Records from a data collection
******************************

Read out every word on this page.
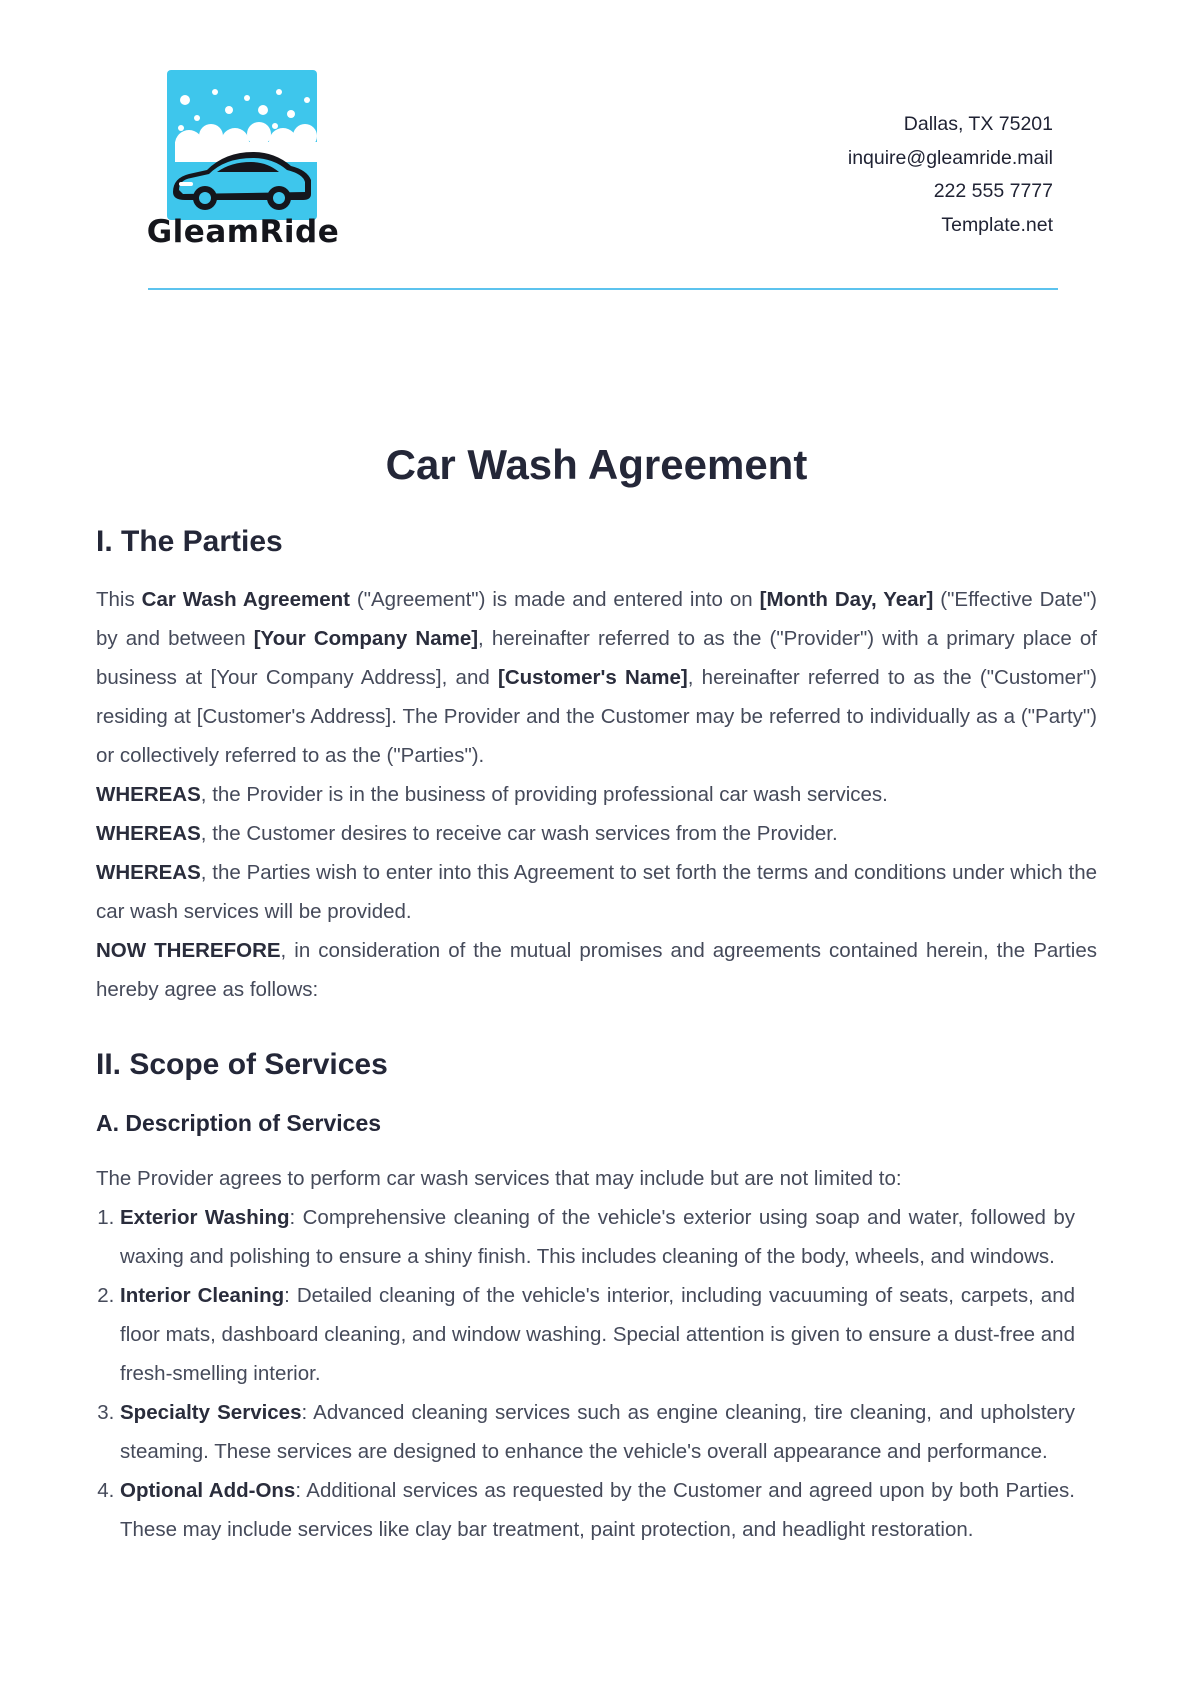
GleamRide
Dallas, TX 75201
inquire@gleamride.mail
222 555 7777
Template.net
Car Wash Agreement
I. The Parties

This Car Wash Agreement ("Agreement") is made and entered into on [Month Day, Year] ("Effective Date") by and between [Your Company Name], hereinafter referred to as the ("Provider") with a primary place of business at [Your Company Address], and [Customer's Name], hereinafter referred to as the ("Customer") residing at [Customer's Address]. The Provider and the Customer may be referred to individually as a ("Party") or collectively referred to as the ("Parties").

WHEREAS, the Provider is in the business of providing professional car wash services.

WHEREAS, the Customer desires to receive car wash services from the Provider.

WHEREAS, the Parties wish to enter into this Agreement to set forth the terms and conditions under which the car wash services will be provided.

NOW THEREFORE, in consideration of the mutual promises and agreements contained herein, the Parties hereby agree as follows:

II. Scope of Services
A. Description of Services

The Provider agrees to perform car wash services that may include but are not limited to:

1. Exterior Washing: Comprehensive cleaning of the vehicle's exterior using soap and water, followed by waxing and polishing to ensure a shiny finish. This includes cleaning of the body, wheels, and windows.
2. Interior Cleaning: Detailed cleaning of the vehicle's interior, including vacuuming of seats, carpets, and floor mats, dashboard cleaning, and window washing. Special attention is given to ensure a dust-free and fresh-smelling interior.
3. Specialty Services: Advanced cleaning services such as engine cleaning, tire cleaning, and upholstery steaming. These services are designed to enhance the vehicle's overall appearance and performance.
4. Optional Add-Ons: Additional services as requested by the Customer and agreed upon by both Parties. These may include services like clay bar treatment, paint protection, and headlight restoration.
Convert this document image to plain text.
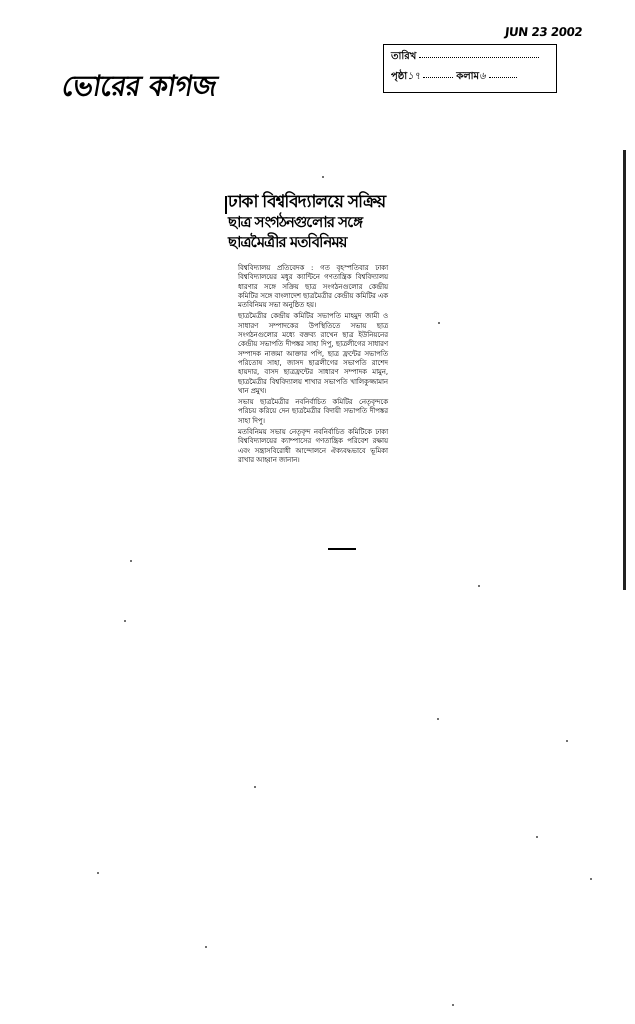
JUN 23 2002
ভোরের কাগজ
তারিখ
পৃষ্ঠা১৭	কলাম৬
ঢাকা বিশ্ববিদ্যালয়ে সক্রিয়
ছাত্র সংগঠনগুলোর সঙ্গে
ছাত্রমৈত্রীর মতবিনিময়

বিশ্ববিদ্যালয় প্রতিবেদক : গত বৃহস্পতিবার ঢাকা বিশ্ববিদ্যালয়ের মধুর ক্যান্টিনে গণতান্ত্রিক বিশ্ববিদ্যালয় ধারণার সঙ্গে সক্রিয় ছাত্র সংগঠনগুলোর কেন্দ্রীয় কমিটির সঙ্গে বাংলাদেশ ছাত্রমৈত্রীর কেন্দ্রীয় কমিটির এক মতবিনিময় সভা অনুষ্ঠিত হয়।

ছাত্রমৈত্রীর কেন্দ্রীয় কমিটির সভাপতি মাহমুদ জামী ও সাধারণ সম্পাদকের উপস্থিতিতে সভায় ছাত্র সংগঠনগুলোর মধ্যে বক্তব্য রাখেন ছাত্র ইউনিয়নের কেন্দ্রীয় সভাপতি দীপঙ্কর সাহা দিপু, ছাত্রলীগের সাধারণ সম্পাদক নাজমা আক্তার পপি, ছাত্র ফ্রন্টের সভাপতি পরিতোষ সাহা, জাসদ ছাত্রলীগের সভাপতি রাশেদ হায়দার, বাসদ ছাত্রফ্রন্টের সাধারণ সম্পাদক মামুন, ছাত্রমৈত্রীর বিশ্ববিদ্যালয় শাখার সভাপতি খালিকুজ্জামান খান প্রমুখ।

সভায় ছাত্রমৈত্রীর নবনির্বাচিত কমিটির নেতৃবৃন্দকে পরিচয় করিয়ে দেন ছাত্রমৈত্রীর বিদায়ী সভাপতি দীপঙ্কর সাহা দিপু।

মতবিনিময় সভায় নেতৃবৃন্দ নবনির্বাচিত কমিটিকে ঢাকা বিশ্ববিদ্যালয়ের ক্যাম্পাসের গণতান্ত্রিক পরিবেশ রক্ষায় এবং সন্ত্রাসবিরোধী আন্দোলনে ঐক্যবদ্ধভাবে ভূমিকা রাখার আহ্বান জানান।
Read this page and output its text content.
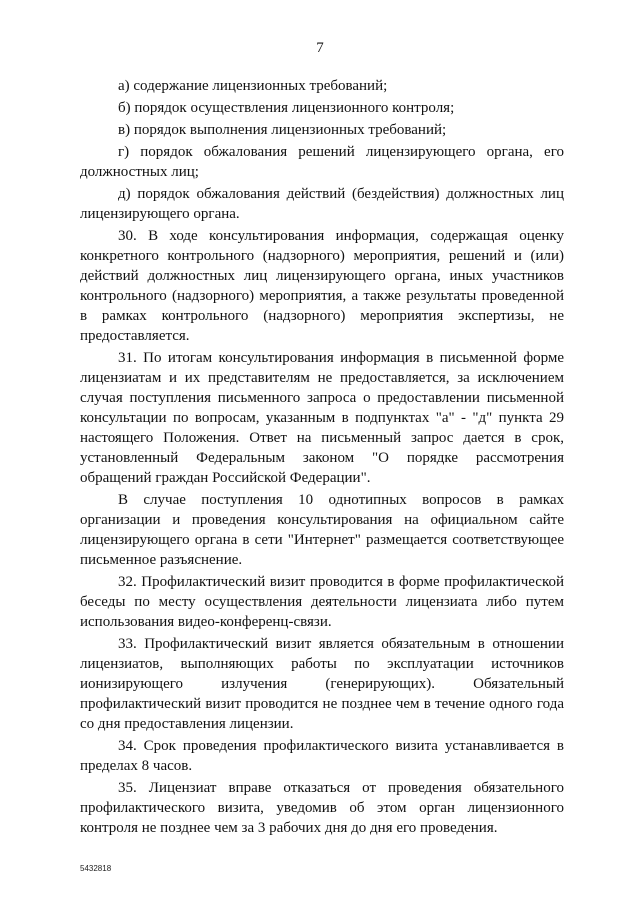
7

а) содержание лицензионных требований;

б) порядок осуществления лицензионного контроля;

в) порядок выполнения лицензионных требований;

г) порядок обжалования решений лицензирующего органа, его должностных лиц;

д) порядок обжалования действий (бездействия) должностных лиц лицензирующего органа.

30. В ходе консультирования информация, содержащая оценку конкретного контрольного (надзорного) мероприятия, решений и (или) действий должностных лиц лицензирующего органа, иных участников контрольного (надзорного) мероприятия, а также результаты проведенной в рамках контрольного (надзорного) мероприятия экспертизы, не предоставляется.

31. По итогам консультирования информация в письменной форме лицензиатам и их представителям не предоставляется, за исключением случая поступления письменного запроса о предоставлении письменной консультации по вопросам, указанным в подпунктах "а" - "д" пункта 29 настоящего Положения. Ответ на письменный запрос дается в срок, установленный Федеральным законом "О порядке рассмотрения обращений граждан Российской Федерации".

В случае поступления 10 однотипных вопросов в рамках организации и проведения консультирования на официальном сайте лицензирующего органа в сети "Интернет" размещается соответствующее письменное разъяснение.

32. Профилактический визит проводится в форме профилактической беседы по месту осуществления деятельности лицензиата либо путем использования видео-конференц-связи.

33. Профилактический визит является обязательным в отношении лицензиатов, выполняющих работы по эксплуатации источников ионизирующего излучения (генерирующих). Обязательный профилактический визит проводится не позднее чем в течение одного года со дня предоставления лицензии.

34. Срок проведения профилактического визита устанавливается в пределах 8 часов.

35. Лицензиат вправе отказаться от проведения обязательного профилактического визита, уведомив об этом орган лицензионного контроля не позднее чем за 3 рабочих дня до дня его проведения.

5432818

******************************

EXERCISE DIRECTIONS
Extract all lines from the material above that include the word "порядок".

RESPONSE BELOW
б) порядок осуществления лицензионного контроля;
в) порядок выполнения лицензионных требований;
г) порядок обжалования решений лицензирующего органа, его должностных лиц;
д) порядок обжалования действий (бездействия) должностных лиц лицензирующего органа.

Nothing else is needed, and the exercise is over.